RECORDS SHOWN.

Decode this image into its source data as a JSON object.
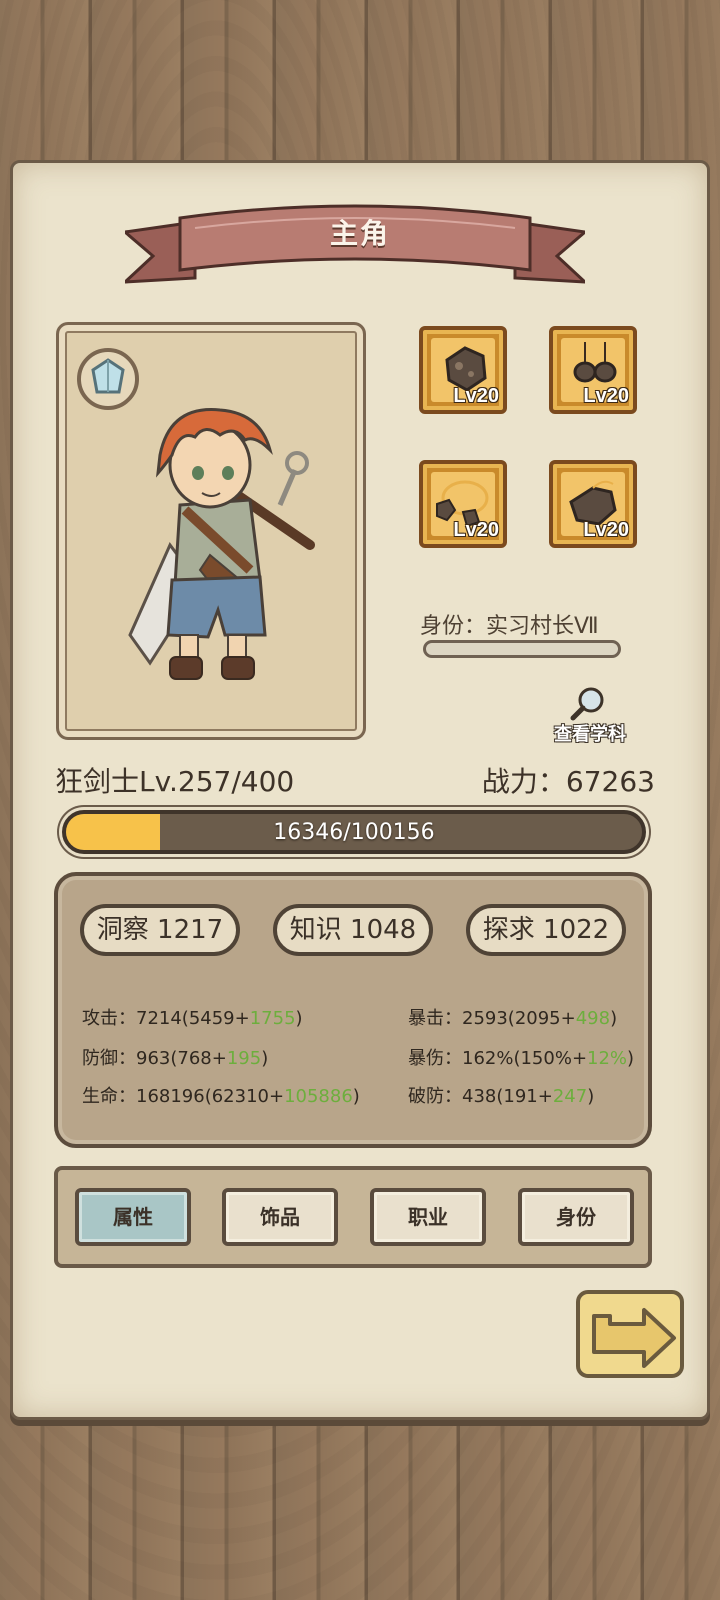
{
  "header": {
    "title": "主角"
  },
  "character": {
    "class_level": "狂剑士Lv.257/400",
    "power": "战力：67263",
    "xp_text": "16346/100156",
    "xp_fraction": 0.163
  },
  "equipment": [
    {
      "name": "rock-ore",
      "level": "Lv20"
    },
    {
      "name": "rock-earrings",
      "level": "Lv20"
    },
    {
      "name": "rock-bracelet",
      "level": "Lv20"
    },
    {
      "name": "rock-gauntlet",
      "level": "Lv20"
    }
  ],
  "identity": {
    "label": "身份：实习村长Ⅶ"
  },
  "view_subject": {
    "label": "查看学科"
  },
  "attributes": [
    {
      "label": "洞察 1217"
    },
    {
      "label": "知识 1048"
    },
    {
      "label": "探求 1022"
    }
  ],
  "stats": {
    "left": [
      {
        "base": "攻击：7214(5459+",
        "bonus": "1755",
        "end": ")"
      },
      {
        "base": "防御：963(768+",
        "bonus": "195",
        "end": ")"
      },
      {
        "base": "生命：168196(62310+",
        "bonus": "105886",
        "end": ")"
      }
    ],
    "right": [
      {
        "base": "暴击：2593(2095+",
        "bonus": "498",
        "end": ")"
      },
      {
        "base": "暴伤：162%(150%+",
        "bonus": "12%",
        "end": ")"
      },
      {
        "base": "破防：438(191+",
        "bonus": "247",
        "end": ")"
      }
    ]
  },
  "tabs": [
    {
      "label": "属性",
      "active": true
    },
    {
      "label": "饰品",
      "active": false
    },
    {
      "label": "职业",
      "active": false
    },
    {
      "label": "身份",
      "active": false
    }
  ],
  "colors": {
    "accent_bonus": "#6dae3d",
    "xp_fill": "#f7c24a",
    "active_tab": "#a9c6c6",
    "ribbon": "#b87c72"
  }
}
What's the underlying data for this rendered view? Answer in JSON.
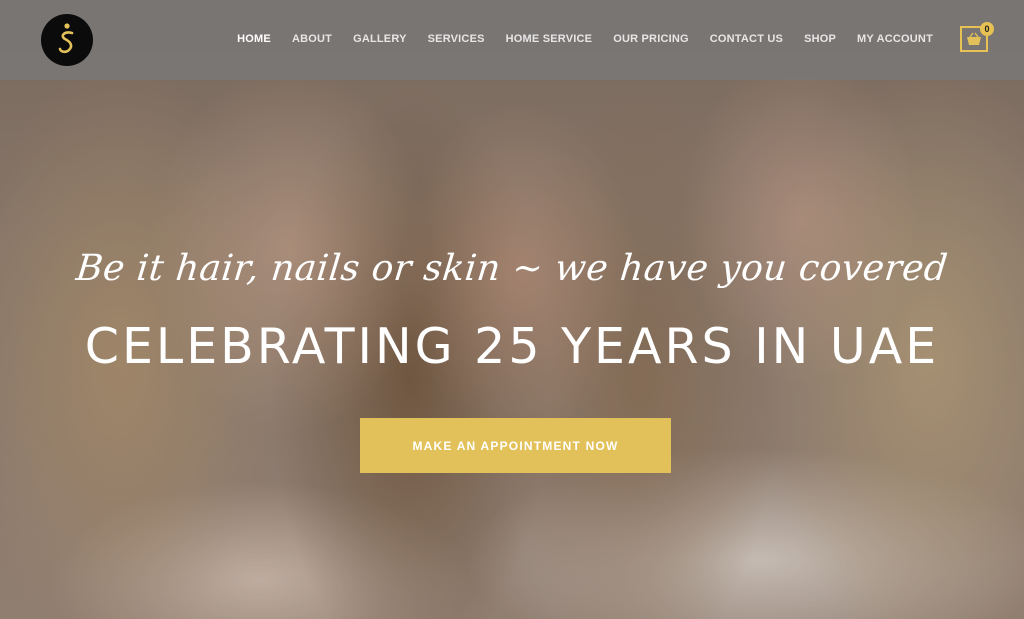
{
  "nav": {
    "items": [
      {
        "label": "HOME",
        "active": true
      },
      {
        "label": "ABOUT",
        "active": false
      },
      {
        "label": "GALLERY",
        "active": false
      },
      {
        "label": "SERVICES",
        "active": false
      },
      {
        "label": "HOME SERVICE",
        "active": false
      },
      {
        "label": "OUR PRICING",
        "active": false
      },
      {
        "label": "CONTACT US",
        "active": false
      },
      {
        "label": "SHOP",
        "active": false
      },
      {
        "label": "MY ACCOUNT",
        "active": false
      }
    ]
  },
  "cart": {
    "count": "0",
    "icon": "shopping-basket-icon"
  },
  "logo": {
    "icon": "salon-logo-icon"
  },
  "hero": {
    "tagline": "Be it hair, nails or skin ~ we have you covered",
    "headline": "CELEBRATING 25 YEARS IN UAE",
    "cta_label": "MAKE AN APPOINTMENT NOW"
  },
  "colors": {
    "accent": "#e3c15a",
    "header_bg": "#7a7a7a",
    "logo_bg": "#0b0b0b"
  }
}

EXERCISE BRIEF.
Gather every line containing the word "this" and copy it.

SOLUTION TO THE PROBLEM.
Decode this image into its source data as a JSON object.
What's the underlying data for this rendered view? Answer in JSON.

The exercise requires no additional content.